— begin Dataset extract —

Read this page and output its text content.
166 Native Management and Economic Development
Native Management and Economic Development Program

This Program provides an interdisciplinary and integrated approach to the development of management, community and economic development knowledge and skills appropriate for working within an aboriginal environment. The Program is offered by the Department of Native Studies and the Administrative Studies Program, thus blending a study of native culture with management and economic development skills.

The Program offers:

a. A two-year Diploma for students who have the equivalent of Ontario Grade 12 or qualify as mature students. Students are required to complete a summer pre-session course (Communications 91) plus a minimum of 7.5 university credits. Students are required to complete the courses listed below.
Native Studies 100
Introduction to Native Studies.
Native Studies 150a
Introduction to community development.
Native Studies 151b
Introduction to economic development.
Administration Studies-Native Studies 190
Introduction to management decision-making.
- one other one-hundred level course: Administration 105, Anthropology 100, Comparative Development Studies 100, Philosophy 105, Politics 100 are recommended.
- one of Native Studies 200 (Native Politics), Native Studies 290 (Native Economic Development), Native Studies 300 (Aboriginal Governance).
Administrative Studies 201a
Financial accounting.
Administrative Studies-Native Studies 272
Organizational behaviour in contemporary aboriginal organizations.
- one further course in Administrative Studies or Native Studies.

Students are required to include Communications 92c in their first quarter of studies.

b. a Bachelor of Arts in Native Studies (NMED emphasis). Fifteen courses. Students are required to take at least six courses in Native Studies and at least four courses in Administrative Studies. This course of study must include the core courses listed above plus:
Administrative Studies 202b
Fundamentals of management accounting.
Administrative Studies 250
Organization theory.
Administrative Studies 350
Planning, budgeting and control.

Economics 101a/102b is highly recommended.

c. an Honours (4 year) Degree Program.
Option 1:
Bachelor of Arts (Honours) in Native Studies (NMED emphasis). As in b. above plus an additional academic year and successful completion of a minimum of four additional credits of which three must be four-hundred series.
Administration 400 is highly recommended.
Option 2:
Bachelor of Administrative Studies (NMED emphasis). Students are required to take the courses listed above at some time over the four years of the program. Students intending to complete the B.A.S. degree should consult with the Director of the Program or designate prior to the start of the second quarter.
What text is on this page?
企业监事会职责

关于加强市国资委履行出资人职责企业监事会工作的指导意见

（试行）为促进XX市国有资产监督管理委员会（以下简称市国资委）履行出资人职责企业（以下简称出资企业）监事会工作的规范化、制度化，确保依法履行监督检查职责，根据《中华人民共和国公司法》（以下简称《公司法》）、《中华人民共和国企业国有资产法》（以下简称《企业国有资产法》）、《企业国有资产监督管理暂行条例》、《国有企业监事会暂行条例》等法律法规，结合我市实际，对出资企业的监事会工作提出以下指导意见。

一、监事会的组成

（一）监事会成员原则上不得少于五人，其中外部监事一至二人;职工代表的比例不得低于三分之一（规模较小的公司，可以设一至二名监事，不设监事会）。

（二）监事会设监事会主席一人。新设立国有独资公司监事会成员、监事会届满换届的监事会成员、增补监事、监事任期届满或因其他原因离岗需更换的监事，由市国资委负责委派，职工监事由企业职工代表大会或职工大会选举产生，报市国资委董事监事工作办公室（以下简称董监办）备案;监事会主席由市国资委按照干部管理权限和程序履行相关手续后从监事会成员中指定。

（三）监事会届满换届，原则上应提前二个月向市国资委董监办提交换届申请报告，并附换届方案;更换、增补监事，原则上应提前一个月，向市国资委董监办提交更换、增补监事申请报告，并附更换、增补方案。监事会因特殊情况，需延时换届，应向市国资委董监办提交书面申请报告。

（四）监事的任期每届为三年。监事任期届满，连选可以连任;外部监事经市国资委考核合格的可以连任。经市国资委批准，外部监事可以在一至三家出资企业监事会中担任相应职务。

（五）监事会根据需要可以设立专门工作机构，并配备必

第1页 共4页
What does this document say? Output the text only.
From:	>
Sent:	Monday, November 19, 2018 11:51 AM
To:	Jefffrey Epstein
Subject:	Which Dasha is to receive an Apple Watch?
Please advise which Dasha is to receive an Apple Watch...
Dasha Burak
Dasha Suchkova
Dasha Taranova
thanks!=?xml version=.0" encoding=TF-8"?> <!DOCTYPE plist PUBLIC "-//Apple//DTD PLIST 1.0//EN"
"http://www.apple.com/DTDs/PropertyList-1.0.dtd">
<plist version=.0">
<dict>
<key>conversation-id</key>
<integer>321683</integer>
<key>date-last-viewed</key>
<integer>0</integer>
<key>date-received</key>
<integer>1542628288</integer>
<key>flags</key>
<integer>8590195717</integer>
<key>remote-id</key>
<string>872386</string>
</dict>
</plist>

— end Dataset extract —

• Stated goal:
Find the word "with" in the entries, and copy every line it shows up in.

• Answer in full:
This Program provides an interdisciplinary and integrated approach to the development of management, community and economic development knowledge and skills appropriate for working within an aboriginal environment. The Program is offered by the Department of Native Studies and the Administrative Studies Program, thus blending a study of native culture with management and economic development skills.
Bachelor of Administrative Studies (NMED emphasis). Students are required to take the courses listed above at some time over the four years of the program. Students intending to complete the B.A.S. degree should consult with the Director of the Program or designate prior to the start of the second quarter.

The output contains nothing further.